Stored dataset items:
########################################
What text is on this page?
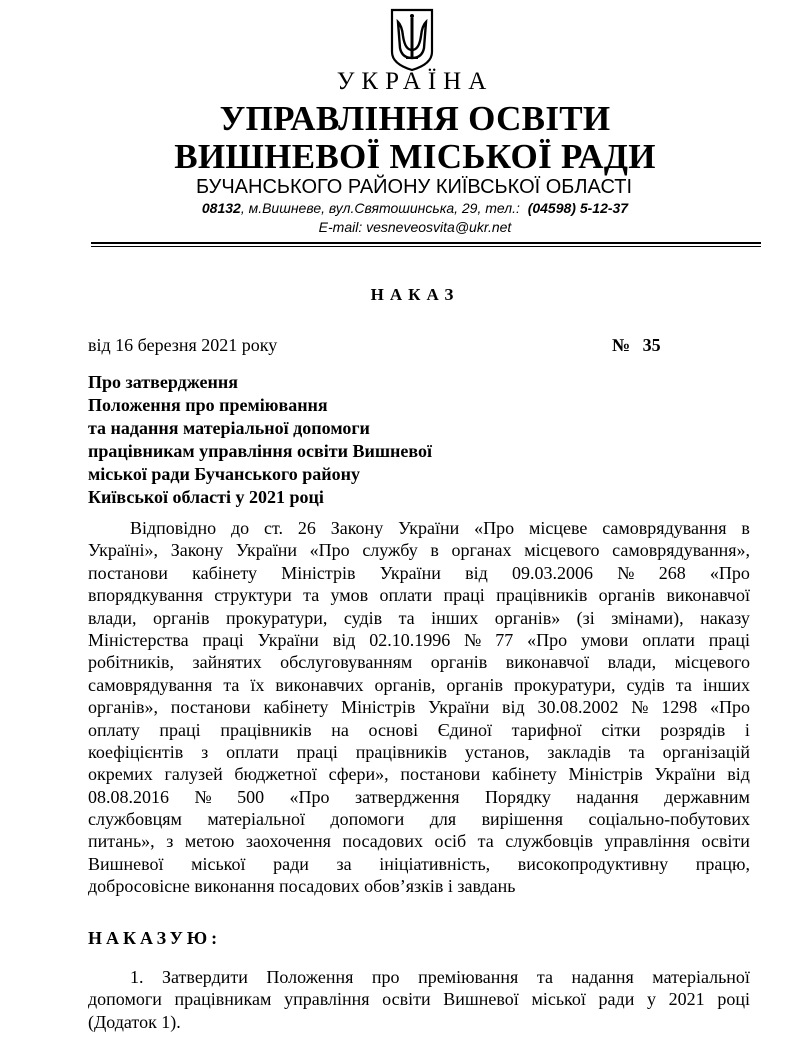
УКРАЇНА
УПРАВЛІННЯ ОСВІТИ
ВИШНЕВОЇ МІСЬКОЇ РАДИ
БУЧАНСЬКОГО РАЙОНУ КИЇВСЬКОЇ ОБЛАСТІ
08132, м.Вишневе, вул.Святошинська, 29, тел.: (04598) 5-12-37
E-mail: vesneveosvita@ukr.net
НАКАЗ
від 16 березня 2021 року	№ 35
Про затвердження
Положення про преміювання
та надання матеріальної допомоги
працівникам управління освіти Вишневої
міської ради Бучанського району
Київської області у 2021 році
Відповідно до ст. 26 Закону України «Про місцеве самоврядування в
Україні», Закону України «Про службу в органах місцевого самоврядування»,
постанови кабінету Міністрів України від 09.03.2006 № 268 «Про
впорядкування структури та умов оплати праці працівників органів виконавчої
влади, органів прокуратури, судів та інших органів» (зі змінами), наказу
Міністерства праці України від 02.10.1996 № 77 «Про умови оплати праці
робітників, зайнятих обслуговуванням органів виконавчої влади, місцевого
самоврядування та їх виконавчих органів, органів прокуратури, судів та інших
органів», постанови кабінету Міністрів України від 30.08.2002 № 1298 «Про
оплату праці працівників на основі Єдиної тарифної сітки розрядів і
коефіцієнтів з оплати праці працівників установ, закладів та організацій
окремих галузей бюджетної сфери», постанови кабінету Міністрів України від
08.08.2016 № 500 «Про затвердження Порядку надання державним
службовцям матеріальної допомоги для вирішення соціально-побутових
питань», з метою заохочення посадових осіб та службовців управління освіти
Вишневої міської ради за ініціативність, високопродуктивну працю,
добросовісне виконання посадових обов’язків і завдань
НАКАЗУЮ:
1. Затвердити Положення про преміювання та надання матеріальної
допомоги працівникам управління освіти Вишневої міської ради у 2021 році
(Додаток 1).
########################################
AIM: Go through the listing above and work out how many lines contain the string "судів". Reply with the number alone.

EXERCISE RESULT: 2